--- start Items ---
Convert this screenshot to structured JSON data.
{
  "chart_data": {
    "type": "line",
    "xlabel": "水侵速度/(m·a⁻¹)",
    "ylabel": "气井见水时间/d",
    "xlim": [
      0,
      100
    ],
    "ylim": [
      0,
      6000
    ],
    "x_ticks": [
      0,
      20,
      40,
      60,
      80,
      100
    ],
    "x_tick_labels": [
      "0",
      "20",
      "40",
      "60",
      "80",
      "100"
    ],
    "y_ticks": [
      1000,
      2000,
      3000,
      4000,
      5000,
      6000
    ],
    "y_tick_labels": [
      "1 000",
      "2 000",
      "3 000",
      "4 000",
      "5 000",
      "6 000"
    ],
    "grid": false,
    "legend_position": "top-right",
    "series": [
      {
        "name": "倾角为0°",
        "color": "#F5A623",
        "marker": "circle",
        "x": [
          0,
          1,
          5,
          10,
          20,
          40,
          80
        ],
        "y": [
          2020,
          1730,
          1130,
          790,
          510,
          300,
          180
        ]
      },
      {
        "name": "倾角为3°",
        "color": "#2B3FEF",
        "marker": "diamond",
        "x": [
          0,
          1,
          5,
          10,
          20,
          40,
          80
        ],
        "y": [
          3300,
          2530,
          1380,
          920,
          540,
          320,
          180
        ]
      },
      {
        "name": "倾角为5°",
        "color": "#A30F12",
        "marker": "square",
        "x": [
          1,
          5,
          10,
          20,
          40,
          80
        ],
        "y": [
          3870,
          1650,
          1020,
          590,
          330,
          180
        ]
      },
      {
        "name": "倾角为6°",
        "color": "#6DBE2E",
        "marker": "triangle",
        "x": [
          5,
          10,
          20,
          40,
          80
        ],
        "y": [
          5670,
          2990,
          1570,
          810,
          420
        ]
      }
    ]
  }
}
--- end Items ---
**Problem requirements**
Repeat each entry word for word.

**Output of the exercise**
Convert this screenshot to structured JSON data.
{
  "chart_data": {
    "type": "line",
    "xlabel": "水侵速度/(m·a⁻¹)",
    "ylabel": "气井见水时间/d",
    "xlim": [
      0,
      100
    ],
    "ylim": [
      0,
      6000
    ],
    "x_ticks": [
      0,
      20,
      40,
      60,
      80,
      100
    ],
    "x_tick_labels": [
      "0",
      "20",
      "40",
      "60",
      "80",
      "100"
    ],
    "y_ticks": [
      1000,
      2000,
      3000,
      4000,
      5000,
      6000
    ],
    "y_tick_labels": [
      "1 000",
      "2 000",
      "3 000",
      "4 000",
      "5 000",
      "6 000"
    ],
    "grid": false,
    "legend_position": "top-right",
    "series": [
      {
        "name": "倾角为0°",
        "color": "#F5A623",
        "marker": "circle",
        "x": [
          0,
          1,
          5,
          10,
          20,
          40,
          80
        ],
        "y": [
          2020,
          1730,
          1130,
          790,
          510,
          300,
          180
        ]
      },
      {
        "name": "倾角为3°",
        "color": "#2B3FEF",
        "marker": "diamond",
        "x": [
          0,
          1,
          5,
          10,
          20,
          40,
          80
        ],
        "y": [
          3300,
          2530,
          1380,
          920,
          540,
          320,
          180
        ]
      },
      {
        "name": "倾角为5°",
        "color": "#A30F12",
        "marker": "square",
        "x": [
          1,
          5,
          10,
          20,
          40,
          80
        ],
        "y": [
          3870,
          1650,
          1020,
          590,
          330,
          180
        ]
      },
      {
        "name": "倾角为6°",
        "color": "#6DBE2E",
        "marker": "triangle",
        "x": [
          5,
          10,
          20,
          40,
          80
        ],
        "y": [
          5670,
          2990,
          1570,
          810,
          420
        ]
      }
    ]
  }
}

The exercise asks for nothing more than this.